_DATA SECTION:_
<<<<

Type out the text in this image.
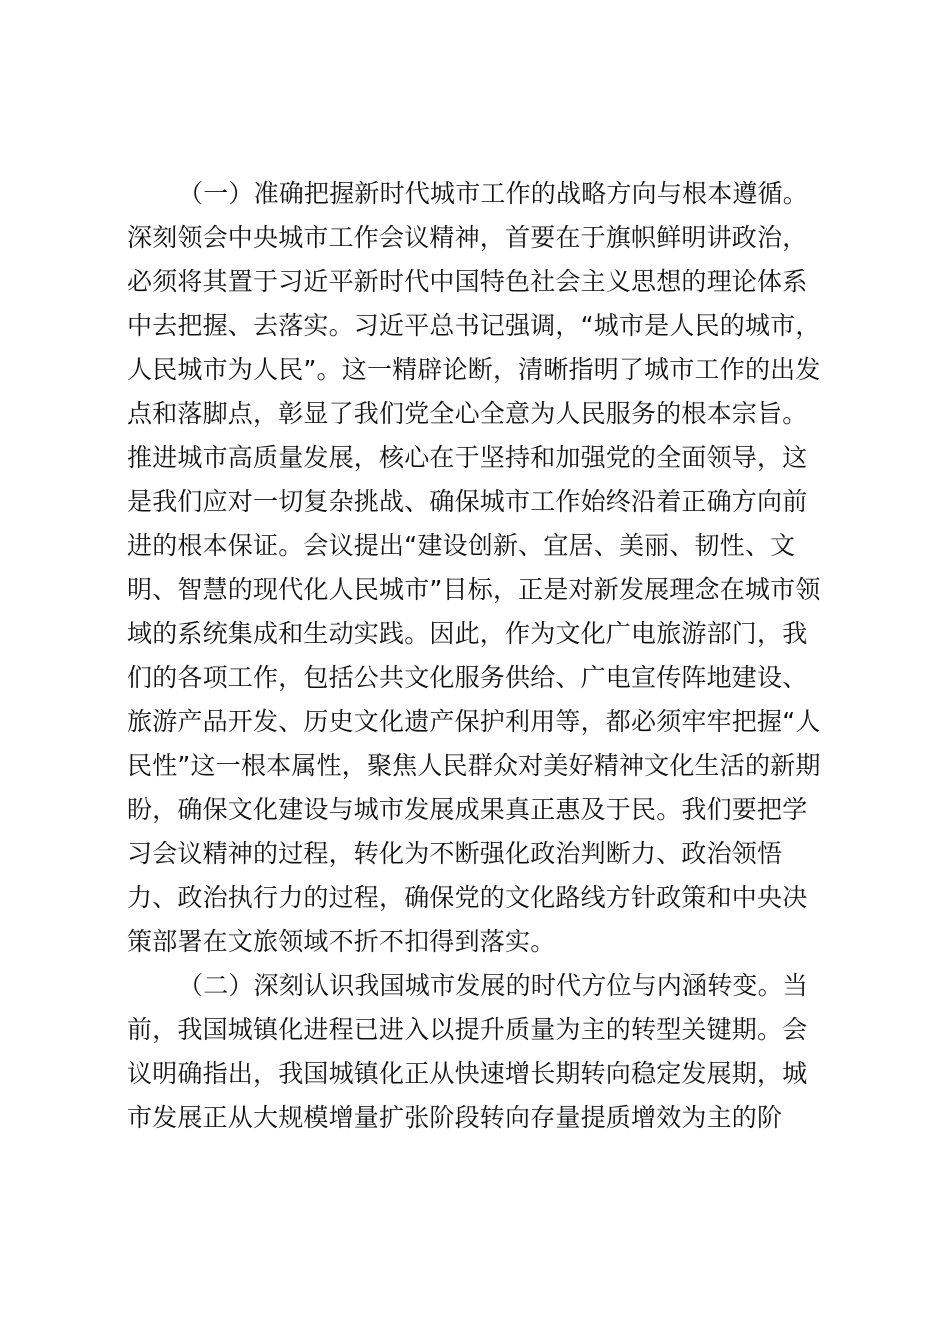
（一）准确把握新时代城市工作的战略方向与根本遵循。
深刻领会中央城市工作会议精神，首要在于旗帜鲜明讲政治，
必须将其置于习近平新时代中国特色社会主义思想的理论体系
中去把握、去落实。习近平总书记强调，“城市是人民的城市，
人民城市为人民”。这一精辟论断，清晰指明了城市工作的出发
点和落脚点，彰显了我们党全心全意为人民服务的根本宗旨。
推进城市高质量发展，核心在于坚持和加强党的全面领导，这
是我们应对一切复杂挑战、确保城市工作始终沿着正确方向前
进的根本保证。会议提出“建设创新、宜居、美丽、韧性、文
明、智慧的现代化人民城市”目标，正是对新发展理念在城市领
域的系统集成和生动实践。因此，作为文化广电旅游部门，我
们的各项工作，包括公共文化服务供给、广电宣传阵地建设、
旅游产品开发、历史文化遗产保护利用等，都必须牢牢把握“人
民性”这一根本属性，聚焦人民群众对美好精神文化生活的新期
盼，确保文化建设与城市发展成果真正惠及于民。我们要把学
习会议精神的过程，转化为不断强化政治判断力、政治领悟
力、政治执行力的过程，确保党的文化路线方针政策和中央决
策部署在文旅领域不折不扣得到落实。
（二）深刻认识我国城市发展的时代方位与内涵转变。当
前，我国城镇化进程已进入以提升质量为主的转型关键期。会
议明确指出，我国城镇化正从快速增长期转向稳定发展期，城
市发展正从大规模增量扩张阶段转向存量提质增效为主的阶
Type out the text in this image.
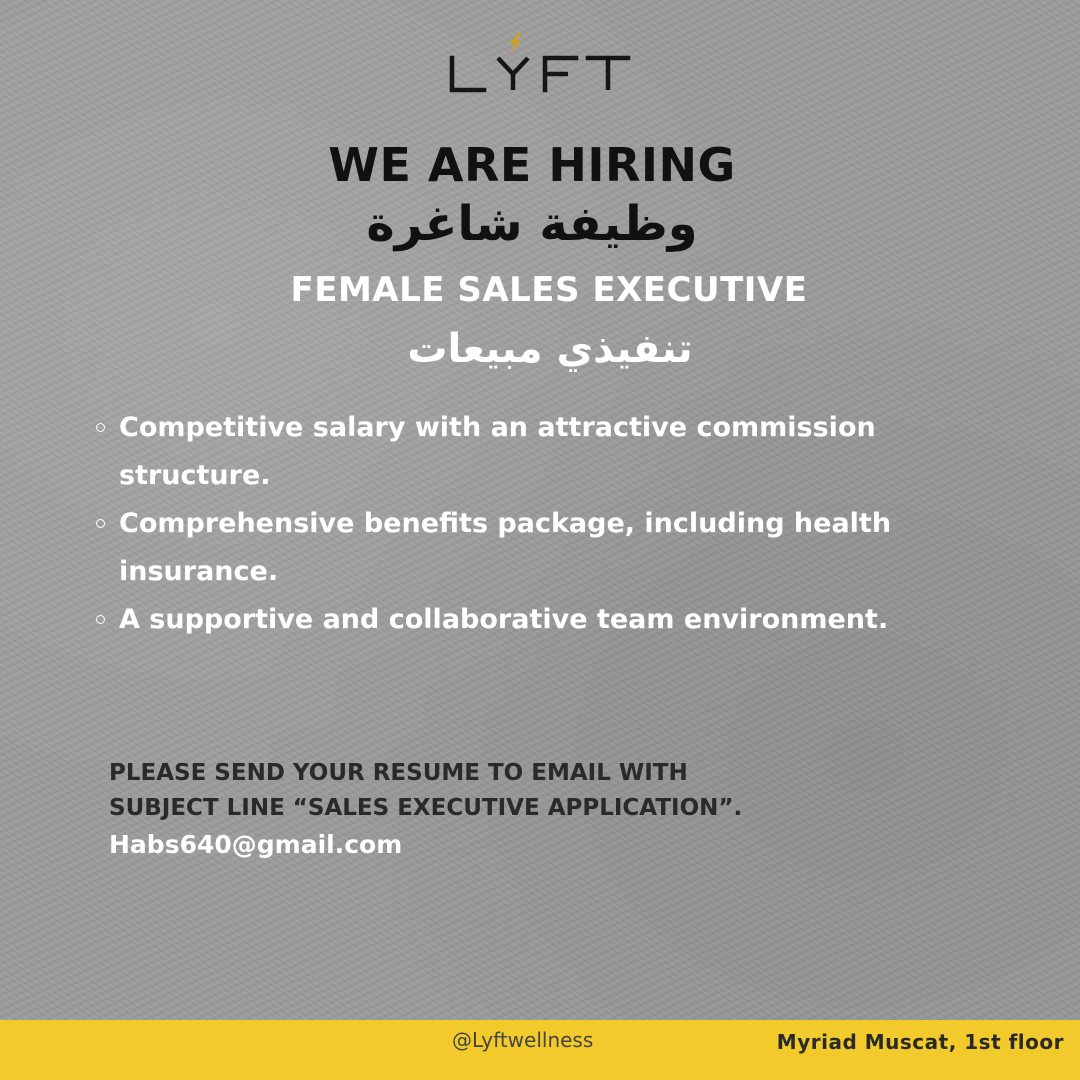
WE ARE HIRING
وظيفة شاغرة
FEMALE SALES EXECUTIVE
تنفيذي مبيعات
Competitive salary with an attractive commission structure.
Comprehensive benefits package, including health insurance.
A supportive and collaborative team environment.
PLEASE SEND YOUR RESUME TO EMAIL WITH
SUBJECT LINE “SALES EXECUTIVE APPLICATION”.
Habs640@gmail.com
@Lyftwellness	Myriad Muscat, 1st floor
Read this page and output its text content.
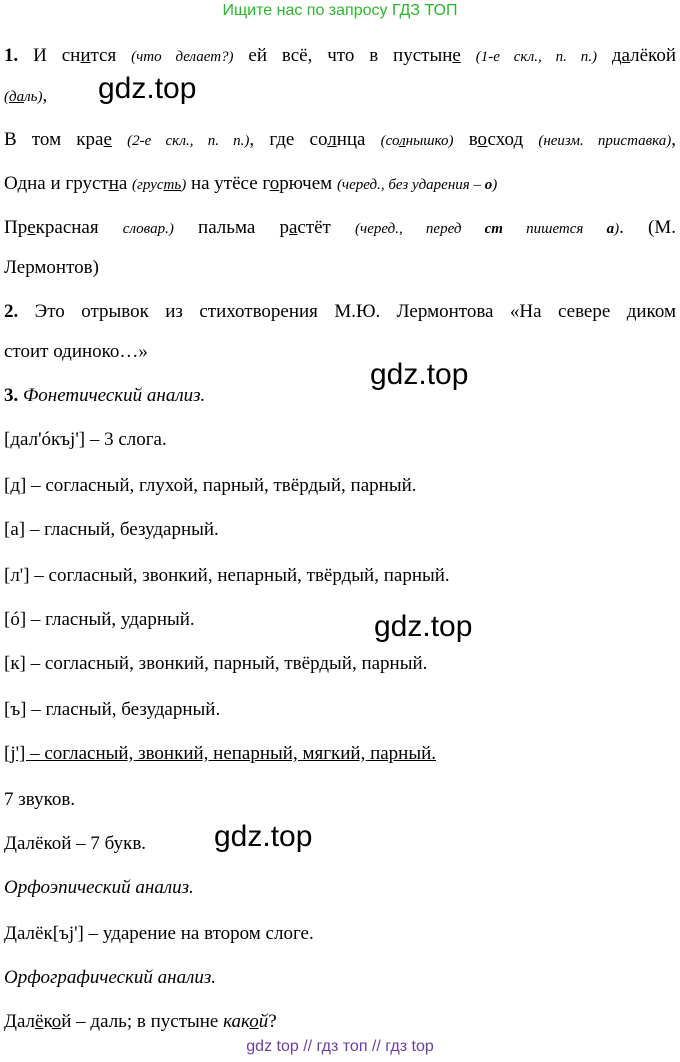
Ищите нас по запросу ГДЗ ТОП
1. И снится (что делает?) ей всё, что в пустыне (1-е скл., п. п.) далёкой
(даль), gdz.top
В том крае (2-е скл., п. п.), где солнца (солнышко) восход (неизм. приставка),
Одна и грустна (грусть) на утёсе горючем (черед., без ударения – о)
Прекрасная словар.) пальма растёт (черед., перед ст пишется а). (М.
Лермонтов)
2. Это отрывок из стихотворения М.Ю. Лермонтова «На севере диком
стоит одиноко…»
gdz.top
3. Фонетический анализ.
[дал'óкъj'] – 3 слога.
[д] – согласный, глухой, парный, твёрдый, парный.
[а] – гласный, безударный.
[л'] – согласный, звонкий, непарный, твёрдый, парный.
[ó] – гласный, ударный.	gdz.top
[к] – согласный, звонкий, парный, твёрдый, парный.
[ъ] – гласный, безударный.
[j'] – согласный, звонкий, непарный, мягкий, парный.
7 звуков.
Далёкой – 7 букв. gdz.top
Орфоэпический анализ.
Далёк[ъj'] – ударение на втором слоге.
Орфографический анализ.
Далёкой – даль; в пустыне какой?
gdz top // гдз топ // гдз top
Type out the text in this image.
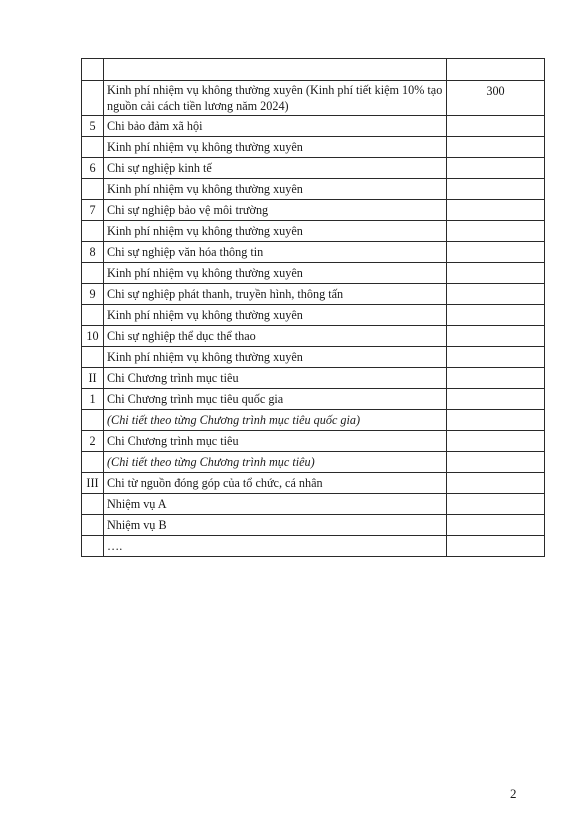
	Kinh phí nhiệm vụ không thường xuyên (Kinh phí tiết kiệm 10% tạo nguồn cải cách tiền lương năm 2024)	300
5	Chi bảo đảm xã hội	
	Kinh phí nhiệm vụ không thường xuyên	
6	Chi sự nghiệp kinh tế	
	Kinh phí nhiệm vụ không thường xuyên	
7	Chi sự nghiệp bảo vệ môi trường	
	Kinh phí nhiệm vụ không thường xuyên	
8	Chi sự nghiệp văn hóa thông tin	
	Kinh phí nhiệm vụ không thường xuyên	
9	Chi sự nghiệp phát thanh, truyền hình, thông tấn	
	Kinh phí nhiệm vụ không thường xuyên	
10	Chi sự nghiệp thể dục thể thao	
	Kinh phí nhiệm vụ không thường xuyên	
II	Chi Chương trình mục tiêu	
1	Chi Chương trình mục tiêu quốc gia	
	(Chi tiết theo từng Chương trình mục tiêu quốc gia)	
2	Chi Chương trình mục tiêu	
	(Chi tiết theo từng Chương trình mục tiêu)	
III	Chi từ nguồn đóng góp của tổ chức, cá nhân	
	Nhiệm vụ A	
	Nhiệm vụ B	
	….	
2
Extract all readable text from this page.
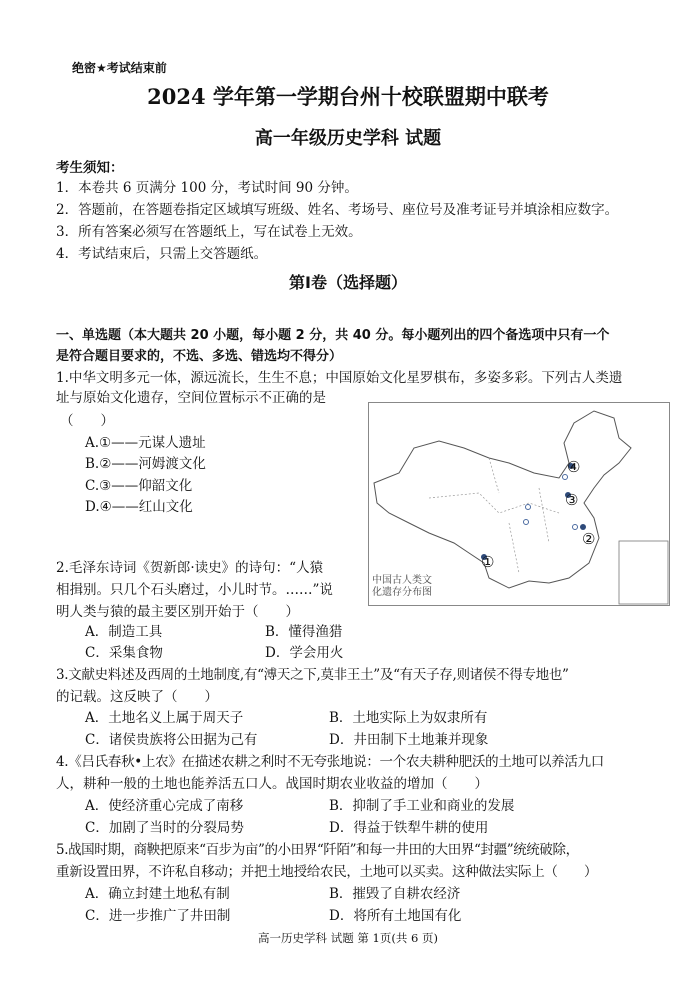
绝密★考试结束前
2024 学年第一学期台州十校联盟期中联考
高一年级历史学科 试题
考生须知：
1．本卷共 6 页满分 100 分，考试时间 90 分钟。
2．答题前，在答题卷指定区域填写班级、姓名、考场号、座位号及准考证号并填涂相应数字。
3．所有答案必须写在答题纸上，写在试卷上无效。
4．考试结束后，只需上交答题纸。
第Ⅰ卷（选择题）
一、单选题（本大题共 20 小题，每小题 2 分，共 40 分。每小题列出的四个备选项中只有一个
是符合题目要求的，不选、多选、错选均不得分）
1.中华文明多元一体，源远流长，生生不息；中国原始文化星罗棋布，多姿多彩。下列古人类遗
址与原始文化遗存，空间位置标示不正确的是
（　　）
A.①——元谋人遗址
B.②——河姆渡文化
C.③——仰韶文化
D.④——红山文化
①
②
③
④
中国古人类文
化遗存分布图
2.毛泽东诗词《贺新郎·读史》的诗句：“人猿
相揖别。只几个石头磨过，小儿时节。……”说
明人类与猿的最主要区别开始于（　　）
A．制造工具	B．懂得渔猎
C．采集食物	D．学会用火
3.文献史料述及西周的土地制度,有“溥天之下,莫非王土”及“有天子存,则诸侯不得专地也”
的记载。这反映了（　　）
A．土地名义上属于周天子	B．土地实际上为奴隶所有
C．诸侯贵族将公田据为己有	D．井田制下土地兼并现象
4.《吕氏春秋•上农》在描述农耕之利时不无夸张地说：一个农夫耕种肥沃的土地可以养活九口
人，耕种一般的土地也能养活五口人。战国时期农业收益的增加（　　）
A．使经济重心完成了南移	B．抑制了手工业和商业的发展
C．加剧了当时的分裂局势	D．得益于铁犁牛耕的使用
5.战国时期，商鞅把原来“百步为亩”的小田界“阡陌”和每一井田的大田界“封疆”统统破除，
重新设置田界，不许私自移动；并把土地授给农民，土地可以买卖。这种做法实际上（　　）
A．确立封建土地私有制	B．摧毁了自耕农经济
C．进一步推广了井田制	D．将所有土地国有化
高一历史学科 试题 第 1页(共 6 页)
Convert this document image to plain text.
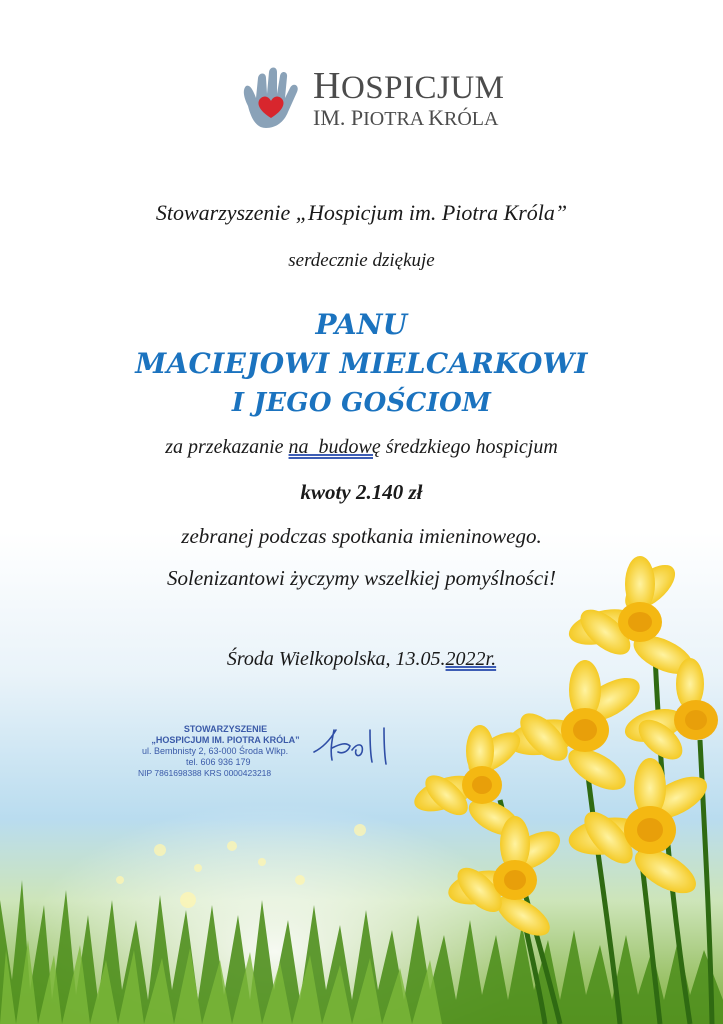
HOSPICJUM
IM. PIOTRA KRÓLA

Stowarzyszenie „Hospicjum im. Piotra Króla”

serdecznie dziękuje

PANU

MACIEJOWI MIELCARKOWI

I JEGO GOŚCIOM

za przekazanie na  budowę średzkiego hospicjum

kwoty 2.140 zł

zebranej podczas spotkania imieninowego.

Solenizantowi życzymy wszelkiej pomyślności!

Środa Wielkopolska, 13.05.2022r.

STOWARZYSZENIE
„HOSPICJUM IM. PIOTRA KRÓLA”
ul. Bembnisty 2, 63-000 Środa Wlkp.
tel. 606 936 179
NIP 7861698388 KRS 0000423218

>>>>

_THE REQUEST:_ Leave out the pictures and transcribe everything else exactly.

_REPLY:_
Type out the text in this image.
（一）准确把握新时代城市工作的战略方向与根本遵循。
深刻领会中央城市工作会议精神，首要在于旗帜鲜明讲政治，
必须将其置于习近平新时代中国特色社会主义思想的理论体系
中去把握、去落实。习近平总书记强调，“城市是人民的城市，
人民城市为人民”。这一精辟论断，清晰指明了城市工作的出发
点和落脚点，彰显了我们党全心全意为人民服务的根本宗旨。
推进城市高质量发展，核心在于坚持和加强党的全面领导，这
是我们应对一切复杂挑战、确保城市工作始终沿着正确方向前
进的根本保证。会议提出“建设创新、宜居、美丽、韧性、文
明、智慧的现代化人民城市”目标，正是对新发展理念在城市领
域的系统集成和生动实践。因此，作为文化广电旅游部门，我
们的各项工作，包括公共文化服务供给、广电宣传阵地建设、
旅游产品开发、历史文化遗产保护利用等，都必须牢牢把握“人
民性”这一根本属性，聚焦人民群众对美好精神文化生活的新期
盼，确保文化建设与城市发展成果真正惠及于民。我们要把学
习会议精神的过程，转化为不断强化政治判断力、政治领悟
力、政治执行力的过程，确保党的文化路线方针政策和中央决
策部署在文旅领域不折不扣得到落实。
（二）深刻认识我国城市发展的时代方位与内涵转变。当
前，我国城镇化进程已进入以提升质量为主的转型关键期。会
议明确指出，我国城镇化正从快速增长期转向稳定发展期，城
市发展正从大规模增量扩张阶段转向存量提质增效为主的阶
Type out the text in this image.
WE ARE HIRING
وظيفة شاغرة
FEMALE SALES EXECUTIVE
تنفيذي مبيعات
Competitive salary with an attractive commission structure.
Comprehensive benefits package, including health insurance.
A supportive and collaborative team environment.
PLEASE SEND YOUR RESUME TO EMAIL WITH
SUBJECT LINE “SALES EXECUTIVE APPLICATION”.
Habs640@gmail.com
@Lyftwellness	Myriad Muscat, 1st floor
Read this page and output its text content.
Ищите нас по запросу ГДЗ ТОП
1. И снится (что делает?) ей всё, что в пустыне (1-е скл., п. п.) далёкой
(даль), gdz.top
В том крае (2-е скл., п. п.), где солнца (солнышко) восход (неизм. приставка),
Одна и грустна (грусть) на утёсе горючем (черед., без ударения – о)
Прекрасная словар.) пальма растёт (черед., перед ст пишется а). (М.
Лермонтов)
2. Это отрывок из стихотворения М.Ю. Лермонтова «На севере диком
стоит одиноко…»
gdz.top
3. Фонетический анализ.
[дал'óкъj'] – 3 слога.
[д] – согласный, глухой, парный, твёрдый, парный.
[а] – гласный, безударный.
[л'] – согласный, звонкий, непарный, твёрдый, парный.
[ó] – гласный, ударный.	gdz.top
[к] – согласный, звонкий, парный, твёрдый, парный.
[ъ] – гласный, безударный.
[j'] – согласный, звонкий, непарный, мягкий, парный.
7 звуков.
Далёкой – 7 букв. gdz.top
Орфоэпический анализ.
Далёк[ъj'] – ударение на втором слоге.
Орфографический анализ.
Далёкой – даль; в пустыне какой?
gdz top // гдз топ // гдз top
Type out the text in this image.
	Kinh phí nhiệm vụ không thường xuyên (Kinh phí tiết kiệm 10% tạo nguồn cải cách tiền lương năm 2024)	300
5	Chi bảo đảm xã hội	
	Kinh phí nhiệm vụ không thường xuyên	
6	Chi sự nghiệp kinh tế	
	Kinh phí nhiệm vụ không thường xuyên	
7	Chi sự nghiệp bảo vệ môi trường	
	Kinh phí nhiệm vụ không thường xuyên	
8	Chi sự nghiệp văn hóa thông tin	
	Kinh phí nhiệm vụ không thường xuyên	
9	Chi sự nghiệp phát thanh, truyền hình, thông tấn	
	Kinh phí nhiệm vụ không thường xuyên	
10	Chi sự nghiệp thể dục thể thao	
	Kinh phí nhiệm vụ không thường xuyên	
II	Chi Chương trình mục tiêu	
1	Chi Chương trình mục tiêu quốc gia	
	(Chi tiết theo từng Chương trình mục tiêu quốc gia)	
2	Chi Chương trình mục tiêu	
	(Chi tiết theo từng Chương trình mục tiêu)	
III	Chi từ nguồn đóng góp của tổ chức, cá nhân	
	Nhiệm vụ A	
	Nhiệm vụ B	
	….	
2
Extract all readable text from this page.
绝密★考试结束前
2024 学年第一学期台州十校联盟期中联考
高一年级历史学科 试题
考生须知：
1．本卷共 6 页满分 100 分，考试时间 90 分钟。
2．答题前，在答题卷指定区域填写班级、姓名、考场号、座位号及准考证号并填涂相应数字。
3．所有答案必须写在答题纸上，写在试卷上无效。
4．考试结束后，只需上交答题纸。
第Ⅰ卷（选择题）
一、单选题（本大题共 20 小题，每小题 2 分，共 40 分。每小题列出的四个备选项中只有一个
是符合题目要求的，不选、多选、错选均不得分）
1.中华文明多元一体，源远流长，生生不息；中国原始文化星罗棋布，多姿多彩。下列古人类遗
址与原始文化遗存，空间位置标示不正确的是
（　　）
A.①——元谋人遗址
B.②——河姆渡文化
C.③——仰韶文化
D.④——红山文化
①
②
③
④
中国古人类文
化遗存分布图
2.毛泽东诗词《贺新郎·读史》的诗句：“人猿
相揖别。只几个石头磨过，小儿时节。……”说
明人类与猿的最主要区别开始于（　　）
A．制造工具	B．懂得渔猎
C．采集食物	D．学会用火
3.文献史料述及西周的土地制度,有“溥天之下,莫非王土”及“有天子存,则诸侯不得专地也”
的记载。这反映了（　　）
A．土地名义上属于周天子	B．土地实际上为奴隶所有
C．诸侯贵族将公田据为己有	D．井田制下土地兼并现象
4.《吕氏春秋•上农》在描述农耕之利时不无夸张地说：一个农夫耕种肥沃的土地可以养活九口
人，耕种一般的土地也能养活五口人。战国时期农业收益的增加（　　）
A．使经济重心完成了南移	B．抑制了手工业和商业的发展
C．加剧了当时的分裂局势	D．得益于铁犁牛耕的使用
5.战国时期，商鞅把原来“百步为亩”的小田界“阡陌”和每一井田的大田界“封疆”统统破除，
重新设置田界，不许私自移动；并把土地授给农民，土地可以买卖。这种做法实际上（　　）
A．确立封建土地私有制	B．摧毁了自耕农经济
C．进一步推广了井田制	D．将所有土地国有化
高一历史学科 试题 第 1页(共 6 页)
Convert this document image to plain text.
HOSPICJUM
IM. PIOTRA KRÓLA

Stowarzyszenie „Hospicjum im. Piotra Króla”

serdecznie dziękuje

PANU

MACIEJOWI MIELCARKOWI

I JEGO GOŚCIOM

za przekazanie na  budowę średzkiego hospicjum

kwoty 2.140 zł

zebranej podczas spotkania imieninowego.

Solenizantowi życzymy wszelkiej pomyślności!

Środa Wielkopolska, 13.05.2022r.

STOWARZYSZENIE
„HOSPICJUM IM. PIOTRA KRÓLA”
ul. Bembnisty 2, 63-000 Środa Wlkp.
tel. 606 936 179
NIP 7861698388 KRS 0000423218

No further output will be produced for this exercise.